> _Data records_
>> START
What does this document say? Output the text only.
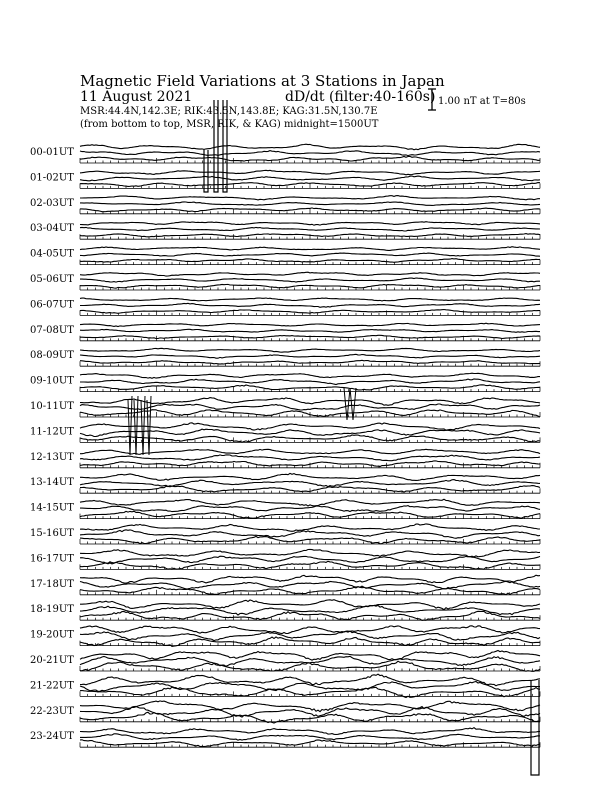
Magnetic Field Variations at 3 Stations in Japan
11 August 2021	dD/dt (filter:40-160s)
MSR:44.4N,142.3E; RIK:43.5N,143.8E; KAG:31.5N,130.7E
(from bottom to top, MSR, RIK, & KAG) midnight=1500UT
1.00 nT at T=80s
00-01UT
01-02UT
02-03UT
03-04UT
04-05UT
05-06UT
06-07UT
07-08UT
08-09UT
09-10UT
10-11UT
11-12UT
12-13UT
13-14UT
14-15UT
15-16UT
16-17UT
17-18UT
18-19UT
19-20UT
20-21UT
21-22UT
22-23UT
23-24UT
>> END
> _INSTRUCTIONS TO FOLLOW_
Give every line above again exactly, with no pictures.

> _TASK RESULT_
What does this document say? Output the text only.
Magnetic Field Variations at 3 Stations in Japan
11 August 2021	dD/dt (filter:40-160s)
MSR:44.4N,142.3E; RIK:43.5N,143.8E; KAG:31.5N,130.7E
(from bottom to top, MSR, RIK, & KAG) midnight=1500UT
1.00 nT at T=80s
00-01UT
01-02UT
02-03UT
03-04UT
04-05UT
05-06UT
06-07UT
07-08UT
08-09UT
09-10UT
10-11UT
11-12UT
12-13UT
13-14UT
14-15UT
15-16UT
16-17UT
17-18UT
18-19UT
19-20UT
20-21UT
21-22UT
22-23UT
23-24UT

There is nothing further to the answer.